• [BRIEF]
Every entry must be repeated exactly. Exclude all pictures.

════

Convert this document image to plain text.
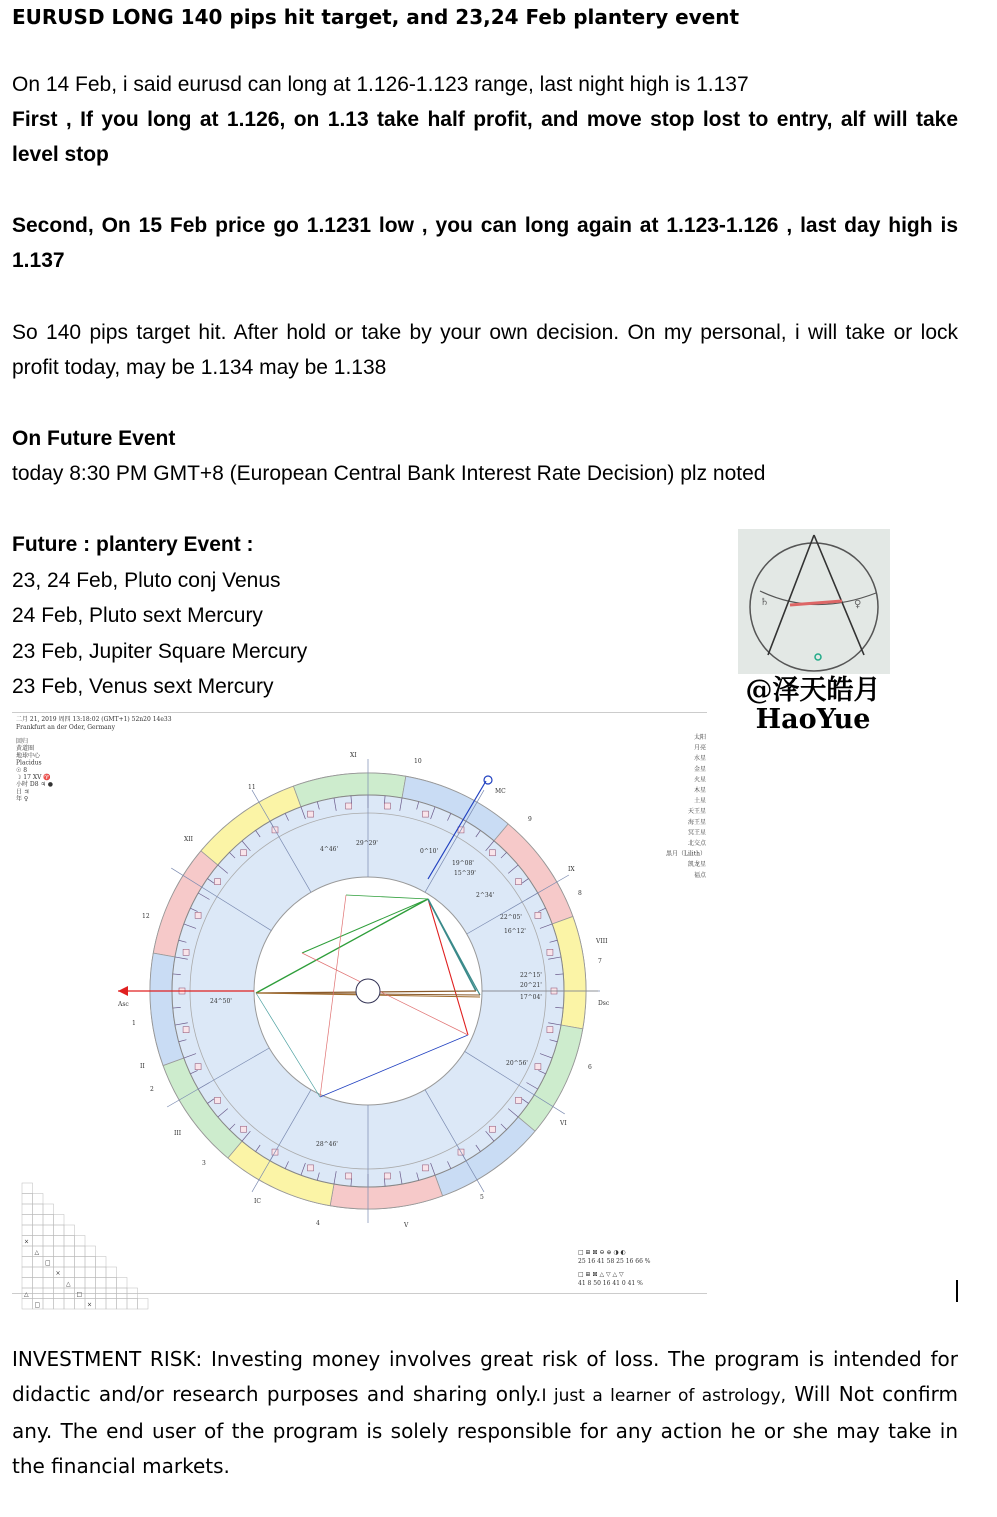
EURUSD LONG 140 pips hit target, and 23,24 Feb plantery event
On 14 Feb, i said eurusd can long at 1.126-1.123 range, last night high is 1.137
First , If you long at 1.126, on 1.13 take half profit, and move stop lost to entry, alf will take
level stop
Second, On 15 Feb price go 1.1231 low , you can long again at 1.123-1.126 , last day high is
1.137
So 140 pips target hit. After hold or take by your own decision. On my personal, i will take or lock
profit today, may be 1.134 may be 1.138
On Future Event
today 8:30 PM GMT+8 (European Central Bank Interest Rate Decision) plz noted
Future : plantery Event :
23, 24 Feb, Pluto conj Venus
24 Feb, Pluto sext Mercury
23 Feb, Jupiter Square Mercury
23 Feb, Venus sext Mercury
♄	♀
@泽天皓月
HaoYue
二月 21, 2019 周四 13:18:02 (GMT+1) 52n20 14e33
Frankfurt an der Oder, Germany
回归
黄道圈
地球中心
Placidus
☉ 8
☽ 17 XV ♈
小时 D8 ♃ ●
日 ♃
年 ♀
太阳
月亮
水星
金星
火星
木星
土星
天王星
海王星
冥王星
北交点
黑月（Lilith）
凯龙星
福点
4^46'
29^29'
0^10'
19^08'
15^39'
2^34'
22^05'
16^12'
22^15'
20^21'
17^04'
24^50'
20^56'
28^46'
MC
Asc	Dsc
IC
XI
10
11
XII
12
IX
9
8
VIII
7
II
2
III
3
4
5
VI
6
V
1
×
△
□
×
△
△	□
□	×
□ ⊞ ⊠ ⊖ ⊕ ◑ ◐
25 16 41 58 25 16 66 %
□ ⊞ ⊠ △ ▽ △ ▽
41 8 50 16 41 0 41 %

INVESTMENT RISK: Investing money involves great risk of loss. The program is intended for didactic and/or research purposes and sharing only.I just a learner of astrology, Will Not confirm any. The end user of the program is solely responsible for any action he or she may take in the financial markets.
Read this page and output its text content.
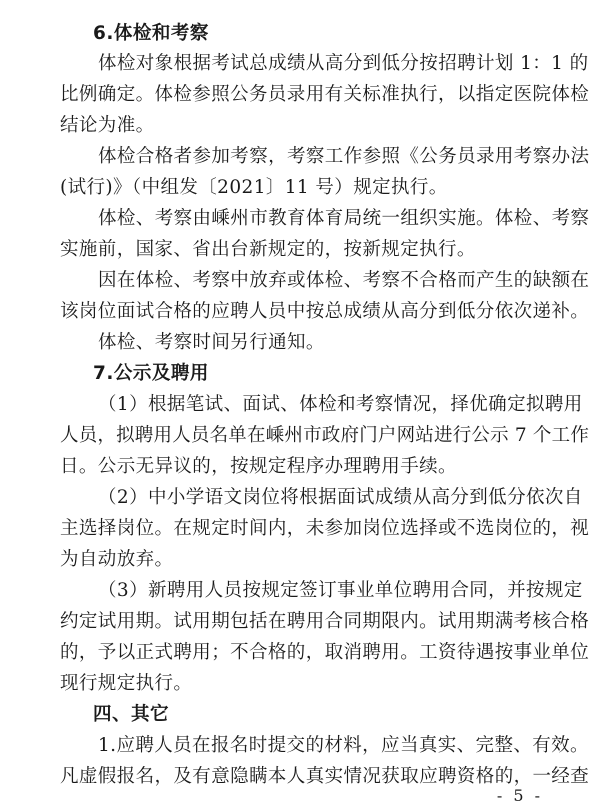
6.体检和考察
体检对象根据考试总成绩从高分到低分按招聘计划 1：1 的
比例确定。体检参照公务员录用有关标准执行，以指定医院体检
结论为准。
体检合格者参加考察，考察工作参照《公务员录用考察办法
(试行)》（中组发〔2021〕11 号）规定执行。
体检、考察由嵊州市教育体育局统一组织实施。体检、考察
实施前，国家、省出台新规定的，按新规定执行。
因在体检、考察中放弃或体检、考察不合格而产生的缺额在
该岗位面试合格的应聘人员中按总成绩从高分到低分依次递补。
体检、考察时间另行通知。
7.公示及聘用
（1）根据笔试、面试、体检和考察情况，择优确定拟聘用
人员，拟聘用人员名单在嵊州市政府门户网站进行公示 7 个工作
日。公示无异议的，按规定程序办理聘用手续。
（2）中小学语文岗位将根据面试成绩从高分到低分依次自
主选择岗位。在规定时间内，未参加岗位选择或不选岗位的，视
为自动放弃。
（3）新聘用人员按规定签订事业单位聘用合同，并按规定
约定试用期。试用期包括在聘用合同期限内。试用期满考核合格
的，予以正式聘用；不合格的，取消聘用。工资待遇按事业单位
现行规定执行。
四、其它
1.应聘人员在报名时提交的材料，应当真实、完整、有效。
凡虚假报名，及有意隐瞒本人真实情况获取应聘资格的，一经查
- 5 -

════

• [THE OUTPUT]
Convert this document image to plain text.
EURUSD LONG 140 pips hit target, and 23,24 Feb plantery event
On 14 Feb, i said eurusd can long at 1.126-1.123 range, last night high is 1.137
First , If you long at 1.126, on 1.13 take half profit, and move stop lost to entry, alf will take
level stop
Second, On 15 Feb price go 1.1231 low , you can long again at 1.123-1.126 , last day high is
1.137
So 140 pips target hit. After hold or take by your own decision. On my personal, i will take or lock
profit today, may be 1.134 may be 1.138
On Future Event
today 8:30 PM GMT+8 (European Central Bank Interest Rate Decision) plz noted
Future : plantery Event :
23, 24 Feb, Pluto conj Venus
24 Feb, Pluto sext Mercury
23 Feb, Jupiter Square Mercury
23 Feb, Venus sext Mercury
♄	♀
@泽天皓月
HaoYue
二月 21, 2019 周四 13:18:02 (GMT+1) 52n20 14e33
Frankfurt an der Oder, Germany
回归
黄道圈
地球中心
Placidus
☉ 8
☽ 17 XV ♈
小时 D8 ♃ ●
日 ♃
年 ♀
太阳
月亮
水星
金星
火星
木星
土星
天王星
海王星
冥王星
北交点
黑月（Lilith）
凯龙星
福点
4^46'
29^29'
0^10'
19^08'
15^39'
2^34'
22^05'
16^12'
22^15'
20^21'
17^04'
24^50'
20^56'
28^46'
MC
Asc	Dsc
IC
XI
10
11
XII
12
IX
9
8
VIII
7
II
2
III
3
4
5
VI
6
V
1
×
△
□
×
△
△	□
□	×
□ ⊞ ⊠ ⊖ ⊕ ◑ ◐
25 16 41 58 25 16 66 %
□ ⊞ ⊠ △ ▽ △ ▽
41 8 50 16 41 0 41 %

INVESTMENT RISK: Investing money involves great risk of loss. The program is intended for didactic and/or research purposes and sharing only.I just a learner of astrology, Will Not confirm any. The end user of the program is solely responsible for any action he or she may take in the financial markets.
Read this page and output its text content.
6.体检和考察
体检对象根据考试总成绩从高分到低分按招聘计划 1：1 的
比例确定。体检参照公务员录用有关标准执行，以指定医院体检
结论为准。
体检合格者参加考察，考察工作参照《公务员录用考察办法
(试行)》（中组发〔2021〕11 号）规定执行。
体检、考察由嵊州市教育体育局统一组织实施。体检、考察
实施前，国家、省出台新规定的，按新规定执行。
因在体检、考察中放弃或体检、考察不合格而产生的缺额在
该岗位面试合格的应聘人员中按总成绩从高分到低分依次递补。
体检、考察时间另行通知。
7.公示及聘用
（1）根据笔试、面试、体检和考察情况，择优确定拟聘用
人员，拟聘用人员名单在嵊州市政府门户网站进行公示 7 个工作
日。公示无异议的，按规定程序办理聘用手续。
（2）中小学语文岗位将根据面试成绩从高分到低分依次自
主选择岗位。在规定时间内，未参加岗位选择或不选岗位的，视
为自动放弃。
（3）新聘用人员按规定签订事业单位聘用合同，并按规定
约定试用期。试用期包括在聘用合同期限内。试用期满考核合格
的，予以正式聘用；不合格的，取消聘用。工资待遇按事业单位
现行规定执行。
四、其它
1.应聘人员在报名时提交的材料，应当真实、完整、有效。
凡虚假报名，及有意隐瞒本人真实情况获取应聘资格的，一经查
- 5 -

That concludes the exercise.